(Entries from a dataset)
+===+
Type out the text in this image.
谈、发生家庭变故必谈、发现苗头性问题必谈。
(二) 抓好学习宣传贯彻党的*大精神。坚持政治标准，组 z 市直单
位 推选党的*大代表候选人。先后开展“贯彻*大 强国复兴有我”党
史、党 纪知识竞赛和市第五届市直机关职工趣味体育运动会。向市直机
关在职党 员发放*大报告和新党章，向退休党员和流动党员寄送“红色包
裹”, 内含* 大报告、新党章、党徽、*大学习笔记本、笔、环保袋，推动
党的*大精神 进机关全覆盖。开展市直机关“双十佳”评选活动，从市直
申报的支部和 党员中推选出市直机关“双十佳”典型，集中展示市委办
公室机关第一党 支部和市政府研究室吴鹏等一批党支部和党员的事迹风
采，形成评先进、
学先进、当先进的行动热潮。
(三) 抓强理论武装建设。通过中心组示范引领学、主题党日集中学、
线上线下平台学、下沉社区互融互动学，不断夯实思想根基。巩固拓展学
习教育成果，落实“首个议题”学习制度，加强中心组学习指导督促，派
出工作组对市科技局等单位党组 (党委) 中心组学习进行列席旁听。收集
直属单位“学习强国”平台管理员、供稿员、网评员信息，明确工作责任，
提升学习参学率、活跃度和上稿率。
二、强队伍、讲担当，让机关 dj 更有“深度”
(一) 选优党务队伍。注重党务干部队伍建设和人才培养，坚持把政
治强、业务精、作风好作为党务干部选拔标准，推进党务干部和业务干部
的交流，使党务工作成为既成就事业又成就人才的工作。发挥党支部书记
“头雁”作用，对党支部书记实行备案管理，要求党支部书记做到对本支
+===+
▸ **Work instructions**: Hand back the material above in full, exactly as written.

▸ **Solution**:
Type out the text in this image.
谈、发生家庭变故必谈、发现苗头性问题必谈。
(二) 抓好学习宣传贯彻党的*大精神。坚持政治标准，组 z 市直单
位 推选党的*大代表候选人。先后开展“贯彻*大 强国复兴有我”党
史、党 纪知识竞赛和市第五届市直机关职工趣味体育运动会。向市直机
关在职党 员发放*大报告和新党章，向退休党员和流动党员寄送“红色包
裹”, 内含* 大报告、新党章、党徽、*大学习笔记本、笔、环保袋，推动
党的*大精神 进机关全覆盖。开展市直机关“双十佳”评选活动，从市直
申报的支部和 党员中推选出市直机关“双十佳”典型，集中展示市委办
公室机关第一党 支部和市政府研究室吴鹏等一批党支部和党员的事迹风
采，形成评先进、
学先进、当先进的行动热潮。
(三) 抓强理论武装建设。通过中心组示范引领学、主题党日集中学、
线上线下平台学、下沉社区互融互动学，不断夯实思想根基。巩固拓展学
习教育成果，落实“首个议题”学习制度，加强中心组学习指导督促，派
出工作组对市科技局等单位党组 (党委) 中心组学习进行列席旁听。收集
直属单位“学习强国”平台管理员、供稿员、网评员信息，明确工作责任，
提升学习参学率、活跃度和上稿率。
二、强队伍、讲担当，让机关 dj 更有“深度”
(一) 选优党务队伍。注重党务干部队伍建设和人才培养，坚持把政
治强、业务精、作风好作为党务干部选拔标准，推进党务干部和业务干部
的交流，使党务工作成为既成就事业又成就人才的工作。发挥党支部书记
“头雁”作用，对党支部书记实行备案管理，要求党支部书记做到对本支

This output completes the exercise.